Problem to solve → Please count the lines below that contain the word "résultats", and reply with that number alone.

Data in this exercise →
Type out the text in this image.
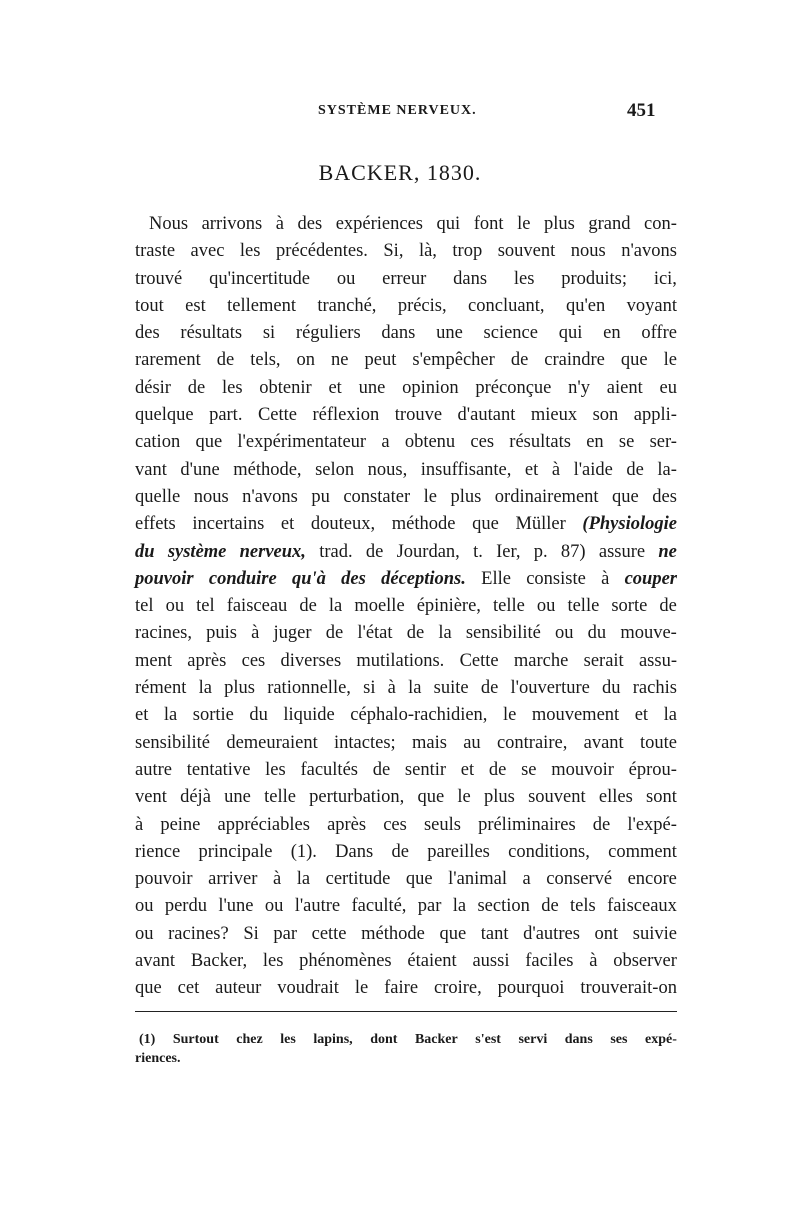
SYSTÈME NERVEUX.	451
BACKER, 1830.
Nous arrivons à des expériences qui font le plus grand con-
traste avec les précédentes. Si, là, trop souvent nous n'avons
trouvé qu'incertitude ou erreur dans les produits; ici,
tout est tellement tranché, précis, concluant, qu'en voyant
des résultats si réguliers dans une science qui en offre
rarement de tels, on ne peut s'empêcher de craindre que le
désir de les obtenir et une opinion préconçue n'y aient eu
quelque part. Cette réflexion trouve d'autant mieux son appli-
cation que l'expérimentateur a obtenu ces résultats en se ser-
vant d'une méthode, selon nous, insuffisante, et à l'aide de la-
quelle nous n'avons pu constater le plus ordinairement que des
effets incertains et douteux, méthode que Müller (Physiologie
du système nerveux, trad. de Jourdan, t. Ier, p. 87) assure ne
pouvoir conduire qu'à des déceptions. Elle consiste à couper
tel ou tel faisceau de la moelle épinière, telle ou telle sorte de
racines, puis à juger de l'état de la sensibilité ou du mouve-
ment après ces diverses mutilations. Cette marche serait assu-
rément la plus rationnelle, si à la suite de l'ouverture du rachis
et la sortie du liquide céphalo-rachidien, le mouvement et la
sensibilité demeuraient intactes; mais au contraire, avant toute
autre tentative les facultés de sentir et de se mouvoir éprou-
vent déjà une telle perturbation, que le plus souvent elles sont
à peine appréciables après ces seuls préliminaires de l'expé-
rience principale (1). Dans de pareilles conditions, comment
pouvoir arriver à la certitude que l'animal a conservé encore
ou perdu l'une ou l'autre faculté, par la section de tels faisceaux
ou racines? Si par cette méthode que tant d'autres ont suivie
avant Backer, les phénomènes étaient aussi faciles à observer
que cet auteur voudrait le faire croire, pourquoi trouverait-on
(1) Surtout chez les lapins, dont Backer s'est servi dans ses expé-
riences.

...

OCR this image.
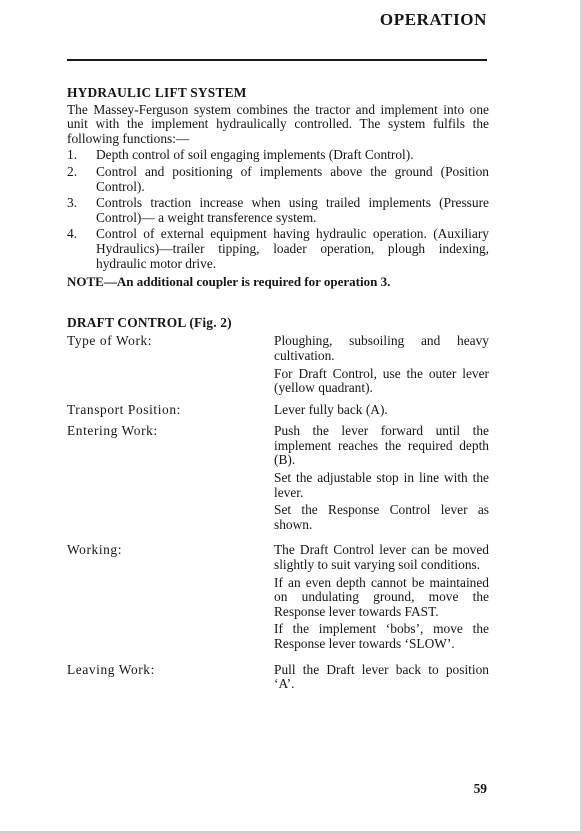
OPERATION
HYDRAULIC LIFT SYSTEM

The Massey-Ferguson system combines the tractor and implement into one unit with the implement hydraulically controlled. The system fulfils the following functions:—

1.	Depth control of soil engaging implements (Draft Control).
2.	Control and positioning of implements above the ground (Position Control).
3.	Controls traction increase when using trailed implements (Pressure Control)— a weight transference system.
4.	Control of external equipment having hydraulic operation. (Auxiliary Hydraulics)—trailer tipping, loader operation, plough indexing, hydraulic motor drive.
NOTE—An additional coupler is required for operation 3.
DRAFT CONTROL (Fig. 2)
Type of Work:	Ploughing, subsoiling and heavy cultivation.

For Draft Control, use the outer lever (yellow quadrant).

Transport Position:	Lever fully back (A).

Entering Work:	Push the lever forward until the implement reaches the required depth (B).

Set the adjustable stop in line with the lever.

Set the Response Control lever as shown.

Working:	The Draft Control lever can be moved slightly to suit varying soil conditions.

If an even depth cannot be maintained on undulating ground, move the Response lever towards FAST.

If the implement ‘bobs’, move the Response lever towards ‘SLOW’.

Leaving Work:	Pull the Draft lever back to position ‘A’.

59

Written answer → 2